▶ **What is asked**:
Extract every line from the records below that contains the word "SRMTID".

(Stored entries)
• • •
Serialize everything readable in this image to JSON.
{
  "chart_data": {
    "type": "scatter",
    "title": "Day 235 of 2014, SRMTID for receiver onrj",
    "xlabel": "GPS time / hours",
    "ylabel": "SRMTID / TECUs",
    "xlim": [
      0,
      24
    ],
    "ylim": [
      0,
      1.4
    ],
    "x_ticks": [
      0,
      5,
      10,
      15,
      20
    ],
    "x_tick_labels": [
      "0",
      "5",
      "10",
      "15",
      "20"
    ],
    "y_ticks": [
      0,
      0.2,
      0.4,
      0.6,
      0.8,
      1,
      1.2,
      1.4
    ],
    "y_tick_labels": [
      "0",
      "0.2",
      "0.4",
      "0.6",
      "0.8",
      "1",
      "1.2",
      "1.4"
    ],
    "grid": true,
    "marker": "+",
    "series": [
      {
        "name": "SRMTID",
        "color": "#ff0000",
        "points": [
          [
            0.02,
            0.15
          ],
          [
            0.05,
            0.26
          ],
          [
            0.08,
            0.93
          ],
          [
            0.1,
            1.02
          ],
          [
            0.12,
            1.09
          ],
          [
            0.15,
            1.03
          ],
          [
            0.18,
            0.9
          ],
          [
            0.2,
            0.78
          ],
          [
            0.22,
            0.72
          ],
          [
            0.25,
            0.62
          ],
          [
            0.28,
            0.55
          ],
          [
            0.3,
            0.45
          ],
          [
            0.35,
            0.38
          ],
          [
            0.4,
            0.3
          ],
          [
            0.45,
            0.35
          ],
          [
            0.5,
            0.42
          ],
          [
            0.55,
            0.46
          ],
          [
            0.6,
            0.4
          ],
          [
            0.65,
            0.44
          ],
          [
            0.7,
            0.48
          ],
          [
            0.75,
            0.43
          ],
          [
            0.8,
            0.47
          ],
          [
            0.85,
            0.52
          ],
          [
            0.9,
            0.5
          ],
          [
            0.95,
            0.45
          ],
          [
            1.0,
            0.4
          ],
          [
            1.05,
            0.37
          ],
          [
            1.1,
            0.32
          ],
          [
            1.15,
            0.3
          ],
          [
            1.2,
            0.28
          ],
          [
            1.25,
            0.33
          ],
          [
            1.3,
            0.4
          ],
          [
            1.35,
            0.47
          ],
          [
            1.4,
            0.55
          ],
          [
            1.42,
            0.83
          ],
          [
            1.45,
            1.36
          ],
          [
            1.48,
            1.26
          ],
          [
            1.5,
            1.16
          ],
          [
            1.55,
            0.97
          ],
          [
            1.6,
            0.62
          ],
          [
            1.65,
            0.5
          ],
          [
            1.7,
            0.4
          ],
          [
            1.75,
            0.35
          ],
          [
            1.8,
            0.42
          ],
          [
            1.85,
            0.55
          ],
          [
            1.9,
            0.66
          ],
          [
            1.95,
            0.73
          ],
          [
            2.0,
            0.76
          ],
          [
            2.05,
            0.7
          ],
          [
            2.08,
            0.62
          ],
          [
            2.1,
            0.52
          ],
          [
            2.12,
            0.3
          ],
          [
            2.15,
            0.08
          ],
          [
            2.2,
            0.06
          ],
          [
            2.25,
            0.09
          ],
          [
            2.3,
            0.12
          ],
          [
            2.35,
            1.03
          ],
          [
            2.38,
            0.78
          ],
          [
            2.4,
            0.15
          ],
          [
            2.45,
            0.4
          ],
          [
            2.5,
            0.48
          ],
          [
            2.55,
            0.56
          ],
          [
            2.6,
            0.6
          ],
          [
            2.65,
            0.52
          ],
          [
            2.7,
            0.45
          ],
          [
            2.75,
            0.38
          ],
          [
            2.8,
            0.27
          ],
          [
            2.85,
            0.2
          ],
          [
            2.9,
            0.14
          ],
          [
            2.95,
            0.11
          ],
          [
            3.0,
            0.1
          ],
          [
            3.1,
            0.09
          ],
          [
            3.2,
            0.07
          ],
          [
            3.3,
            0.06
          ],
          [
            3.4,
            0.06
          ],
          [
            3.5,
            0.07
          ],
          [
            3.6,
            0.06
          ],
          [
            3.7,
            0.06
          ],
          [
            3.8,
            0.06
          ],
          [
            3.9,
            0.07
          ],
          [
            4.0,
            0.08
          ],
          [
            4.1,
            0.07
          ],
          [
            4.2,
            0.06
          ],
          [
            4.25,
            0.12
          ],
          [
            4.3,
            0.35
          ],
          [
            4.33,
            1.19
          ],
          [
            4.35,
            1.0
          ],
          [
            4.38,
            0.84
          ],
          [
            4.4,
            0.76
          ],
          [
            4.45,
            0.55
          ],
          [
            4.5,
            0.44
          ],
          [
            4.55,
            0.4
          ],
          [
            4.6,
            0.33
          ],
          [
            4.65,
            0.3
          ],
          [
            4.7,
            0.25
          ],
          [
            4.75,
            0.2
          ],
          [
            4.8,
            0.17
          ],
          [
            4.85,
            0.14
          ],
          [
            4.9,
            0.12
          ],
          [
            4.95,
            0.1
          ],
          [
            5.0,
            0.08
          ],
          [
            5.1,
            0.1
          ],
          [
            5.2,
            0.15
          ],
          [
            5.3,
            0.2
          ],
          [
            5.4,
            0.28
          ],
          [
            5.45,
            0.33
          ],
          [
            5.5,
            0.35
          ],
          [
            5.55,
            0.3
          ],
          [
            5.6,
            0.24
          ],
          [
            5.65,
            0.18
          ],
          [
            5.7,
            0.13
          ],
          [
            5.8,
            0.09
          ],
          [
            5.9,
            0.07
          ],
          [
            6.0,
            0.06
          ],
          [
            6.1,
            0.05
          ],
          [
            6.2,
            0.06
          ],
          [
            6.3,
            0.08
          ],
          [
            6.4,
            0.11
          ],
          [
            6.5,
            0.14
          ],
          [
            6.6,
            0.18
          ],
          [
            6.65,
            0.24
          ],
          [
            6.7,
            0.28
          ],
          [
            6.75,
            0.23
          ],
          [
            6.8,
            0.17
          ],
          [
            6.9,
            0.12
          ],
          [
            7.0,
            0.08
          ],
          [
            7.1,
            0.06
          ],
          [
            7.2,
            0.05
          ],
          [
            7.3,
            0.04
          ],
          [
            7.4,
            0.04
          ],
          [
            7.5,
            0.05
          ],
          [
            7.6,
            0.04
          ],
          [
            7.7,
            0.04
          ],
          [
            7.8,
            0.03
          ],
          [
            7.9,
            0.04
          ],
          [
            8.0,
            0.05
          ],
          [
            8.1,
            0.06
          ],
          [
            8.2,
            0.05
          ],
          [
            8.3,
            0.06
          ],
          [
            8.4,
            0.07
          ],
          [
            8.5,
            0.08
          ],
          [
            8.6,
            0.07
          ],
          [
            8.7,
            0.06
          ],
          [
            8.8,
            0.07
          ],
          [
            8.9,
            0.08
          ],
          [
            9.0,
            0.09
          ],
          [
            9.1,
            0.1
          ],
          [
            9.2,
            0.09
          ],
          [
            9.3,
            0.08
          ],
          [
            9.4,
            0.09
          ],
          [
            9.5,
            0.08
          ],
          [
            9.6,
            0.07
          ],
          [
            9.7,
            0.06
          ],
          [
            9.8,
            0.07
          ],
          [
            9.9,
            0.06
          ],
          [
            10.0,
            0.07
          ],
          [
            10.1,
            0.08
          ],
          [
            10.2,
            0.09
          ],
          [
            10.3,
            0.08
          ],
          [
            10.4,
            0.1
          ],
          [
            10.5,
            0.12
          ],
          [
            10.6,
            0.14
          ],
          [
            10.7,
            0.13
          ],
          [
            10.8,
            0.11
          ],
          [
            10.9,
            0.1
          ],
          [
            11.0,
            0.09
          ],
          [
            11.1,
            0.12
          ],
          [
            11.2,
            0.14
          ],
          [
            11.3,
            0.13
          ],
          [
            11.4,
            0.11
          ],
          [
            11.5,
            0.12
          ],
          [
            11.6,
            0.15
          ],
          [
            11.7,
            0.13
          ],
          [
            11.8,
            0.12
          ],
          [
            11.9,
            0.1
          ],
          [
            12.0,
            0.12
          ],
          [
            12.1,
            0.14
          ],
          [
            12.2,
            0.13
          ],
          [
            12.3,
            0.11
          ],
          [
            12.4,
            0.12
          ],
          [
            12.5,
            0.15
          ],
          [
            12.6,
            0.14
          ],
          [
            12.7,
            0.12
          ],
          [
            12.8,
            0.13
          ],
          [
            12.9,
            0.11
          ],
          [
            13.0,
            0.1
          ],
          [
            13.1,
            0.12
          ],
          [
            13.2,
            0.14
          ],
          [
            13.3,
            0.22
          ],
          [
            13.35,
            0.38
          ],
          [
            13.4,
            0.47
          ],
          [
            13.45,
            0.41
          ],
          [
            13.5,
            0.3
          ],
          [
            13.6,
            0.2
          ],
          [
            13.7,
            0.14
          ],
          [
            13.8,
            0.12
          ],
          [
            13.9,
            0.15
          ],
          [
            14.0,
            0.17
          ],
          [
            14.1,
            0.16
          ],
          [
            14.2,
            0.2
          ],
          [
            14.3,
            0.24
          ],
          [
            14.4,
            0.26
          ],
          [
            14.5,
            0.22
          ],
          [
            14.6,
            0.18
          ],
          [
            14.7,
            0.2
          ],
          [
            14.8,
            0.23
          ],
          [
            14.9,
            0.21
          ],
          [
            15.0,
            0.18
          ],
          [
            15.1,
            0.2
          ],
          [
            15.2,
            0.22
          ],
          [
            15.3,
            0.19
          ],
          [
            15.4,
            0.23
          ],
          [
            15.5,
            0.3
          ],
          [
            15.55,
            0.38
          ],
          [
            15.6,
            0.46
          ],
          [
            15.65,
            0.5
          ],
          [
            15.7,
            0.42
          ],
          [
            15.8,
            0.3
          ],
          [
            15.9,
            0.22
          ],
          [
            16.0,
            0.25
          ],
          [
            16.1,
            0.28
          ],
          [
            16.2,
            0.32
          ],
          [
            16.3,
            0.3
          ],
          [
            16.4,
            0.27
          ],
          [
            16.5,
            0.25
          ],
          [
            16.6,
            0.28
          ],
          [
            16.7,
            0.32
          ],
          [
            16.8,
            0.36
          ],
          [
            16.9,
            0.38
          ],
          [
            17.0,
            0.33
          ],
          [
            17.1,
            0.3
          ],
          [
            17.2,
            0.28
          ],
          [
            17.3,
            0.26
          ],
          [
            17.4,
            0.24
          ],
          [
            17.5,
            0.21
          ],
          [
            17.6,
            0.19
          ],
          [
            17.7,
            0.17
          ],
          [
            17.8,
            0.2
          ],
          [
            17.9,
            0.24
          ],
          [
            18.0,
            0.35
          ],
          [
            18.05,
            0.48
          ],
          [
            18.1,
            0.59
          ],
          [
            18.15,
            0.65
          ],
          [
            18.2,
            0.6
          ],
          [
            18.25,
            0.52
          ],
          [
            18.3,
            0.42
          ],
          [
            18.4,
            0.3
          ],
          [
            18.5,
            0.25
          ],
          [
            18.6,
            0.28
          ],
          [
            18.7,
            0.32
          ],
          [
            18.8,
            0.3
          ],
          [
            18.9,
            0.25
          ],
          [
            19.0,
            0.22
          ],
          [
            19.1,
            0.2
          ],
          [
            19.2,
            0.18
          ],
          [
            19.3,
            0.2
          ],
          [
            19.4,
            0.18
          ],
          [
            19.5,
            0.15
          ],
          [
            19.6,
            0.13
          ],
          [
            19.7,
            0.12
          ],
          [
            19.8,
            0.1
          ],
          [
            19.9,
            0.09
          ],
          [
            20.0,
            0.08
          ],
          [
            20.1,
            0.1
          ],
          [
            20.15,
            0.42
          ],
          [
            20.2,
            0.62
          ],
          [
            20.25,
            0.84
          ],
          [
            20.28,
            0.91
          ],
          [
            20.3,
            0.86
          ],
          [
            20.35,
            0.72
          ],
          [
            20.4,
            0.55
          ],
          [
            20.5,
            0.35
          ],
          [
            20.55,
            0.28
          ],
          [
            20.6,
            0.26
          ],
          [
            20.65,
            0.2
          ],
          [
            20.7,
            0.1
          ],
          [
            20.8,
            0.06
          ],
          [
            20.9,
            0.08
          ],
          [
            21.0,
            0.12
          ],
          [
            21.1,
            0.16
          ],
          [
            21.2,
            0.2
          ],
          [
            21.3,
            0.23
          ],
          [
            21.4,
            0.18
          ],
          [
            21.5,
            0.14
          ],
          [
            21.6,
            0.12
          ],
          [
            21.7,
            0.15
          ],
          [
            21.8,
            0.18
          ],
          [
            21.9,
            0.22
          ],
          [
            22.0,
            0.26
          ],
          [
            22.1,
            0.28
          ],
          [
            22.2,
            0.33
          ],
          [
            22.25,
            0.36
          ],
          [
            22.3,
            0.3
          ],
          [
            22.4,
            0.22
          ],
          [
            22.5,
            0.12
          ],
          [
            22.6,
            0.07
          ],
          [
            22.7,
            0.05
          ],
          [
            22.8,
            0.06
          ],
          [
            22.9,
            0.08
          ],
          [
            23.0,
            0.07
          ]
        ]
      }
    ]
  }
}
• • •
▶ **Task solution**:
    "title": "Day 235 of 2014, SRMTID for receiver onrj",
    "ylabel": "SRMTID / TECUs",
        "name": "SRMTID",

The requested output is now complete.